___ Working data ___
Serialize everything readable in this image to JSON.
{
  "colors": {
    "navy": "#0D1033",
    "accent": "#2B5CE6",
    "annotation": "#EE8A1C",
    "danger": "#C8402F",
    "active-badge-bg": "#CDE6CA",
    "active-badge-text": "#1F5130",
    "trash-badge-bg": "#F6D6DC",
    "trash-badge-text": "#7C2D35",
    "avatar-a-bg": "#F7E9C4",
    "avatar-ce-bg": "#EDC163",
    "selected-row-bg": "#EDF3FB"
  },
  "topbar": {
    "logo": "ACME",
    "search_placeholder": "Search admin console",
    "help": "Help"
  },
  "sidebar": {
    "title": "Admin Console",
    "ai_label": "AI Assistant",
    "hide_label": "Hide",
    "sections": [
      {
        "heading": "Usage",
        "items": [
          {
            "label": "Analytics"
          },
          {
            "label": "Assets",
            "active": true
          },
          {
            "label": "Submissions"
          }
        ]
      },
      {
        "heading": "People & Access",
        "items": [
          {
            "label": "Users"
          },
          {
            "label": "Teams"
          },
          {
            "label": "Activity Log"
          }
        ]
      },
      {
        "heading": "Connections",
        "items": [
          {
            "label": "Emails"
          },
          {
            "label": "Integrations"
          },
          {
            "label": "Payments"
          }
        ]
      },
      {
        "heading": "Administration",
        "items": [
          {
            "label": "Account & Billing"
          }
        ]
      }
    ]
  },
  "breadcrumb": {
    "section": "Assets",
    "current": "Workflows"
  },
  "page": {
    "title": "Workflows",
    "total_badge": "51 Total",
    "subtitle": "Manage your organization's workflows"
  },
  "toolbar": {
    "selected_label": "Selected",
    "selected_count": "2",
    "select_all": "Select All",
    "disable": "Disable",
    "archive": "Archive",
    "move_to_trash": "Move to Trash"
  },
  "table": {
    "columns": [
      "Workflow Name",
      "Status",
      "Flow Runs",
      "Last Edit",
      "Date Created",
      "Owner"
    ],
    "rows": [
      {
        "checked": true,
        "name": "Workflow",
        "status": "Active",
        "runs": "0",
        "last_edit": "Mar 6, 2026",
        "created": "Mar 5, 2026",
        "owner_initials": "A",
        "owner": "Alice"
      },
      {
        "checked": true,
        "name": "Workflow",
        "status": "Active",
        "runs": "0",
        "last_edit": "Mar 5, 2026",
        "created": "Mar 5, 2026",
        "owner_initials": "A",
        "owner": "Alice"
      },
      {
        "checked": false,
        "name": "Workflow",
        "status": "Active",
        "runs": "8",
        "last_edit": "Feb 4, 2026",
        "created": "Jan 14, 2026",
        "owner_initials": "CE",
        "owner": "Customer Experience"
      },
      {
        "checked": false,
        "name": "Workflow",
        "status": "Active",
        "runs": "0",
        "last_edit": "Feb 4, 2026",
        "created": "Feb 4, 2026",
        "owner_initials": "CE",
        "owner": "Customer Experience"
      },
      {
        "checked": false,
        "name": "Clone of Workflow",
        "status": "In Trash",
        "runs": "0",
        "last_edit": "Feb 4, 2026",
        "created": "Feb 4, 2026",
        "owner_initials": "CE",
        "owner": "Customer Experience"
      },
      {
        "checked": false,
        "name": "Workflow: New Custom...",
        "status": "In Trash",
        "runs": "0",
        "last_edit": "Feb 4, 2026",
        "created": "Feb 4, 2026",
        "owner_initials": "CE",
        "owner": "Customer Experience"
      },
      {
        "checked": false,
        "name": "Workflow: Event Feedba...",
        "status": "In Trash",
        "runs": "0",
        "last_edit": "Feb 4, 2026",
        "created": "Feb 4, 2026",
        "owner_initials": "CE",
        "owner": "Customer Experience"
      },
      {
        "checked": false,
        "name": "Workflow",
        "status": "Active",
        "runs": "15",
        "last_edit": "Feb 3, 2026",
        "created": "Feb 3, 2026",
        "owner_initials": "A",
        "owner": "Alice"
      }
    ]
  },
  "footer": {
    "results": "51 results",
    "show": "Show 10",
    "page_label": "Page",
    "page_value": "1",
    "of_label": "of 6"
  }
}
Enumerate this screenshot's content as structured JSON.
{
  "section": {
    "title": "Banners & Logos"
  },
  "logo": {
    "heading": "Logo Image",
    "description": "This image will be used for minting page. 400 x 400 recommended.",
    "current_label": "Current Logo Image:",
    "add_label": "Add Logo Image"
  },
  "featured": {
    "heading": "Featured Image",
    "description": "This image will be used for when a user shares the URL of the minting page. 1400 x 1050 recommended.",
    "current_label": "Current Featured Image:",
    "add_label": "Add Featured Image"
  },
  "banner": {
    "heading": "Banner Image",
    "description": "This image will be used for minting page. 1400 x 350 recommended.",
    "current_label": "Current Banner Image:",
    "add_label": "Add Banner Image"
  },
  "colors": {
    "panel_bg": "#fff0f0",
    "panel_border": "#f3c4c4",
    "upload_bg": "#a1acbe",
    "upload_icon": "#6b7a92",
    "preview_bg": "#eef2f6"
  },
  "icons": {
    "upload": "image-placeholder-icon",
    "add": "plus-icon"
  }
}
___
_Goal_: Locate each line with the word "minting" and copy it.

_Result of this task_:
    "description": "This image will be used for minting page. 400 x 400 recommended.",
    "description": "This image will be used for when a user shares the URL of the minting page. 1400 x 1050 recommended.",
    "description": "This image will be used for minting page. 1400 x 350 recommended.",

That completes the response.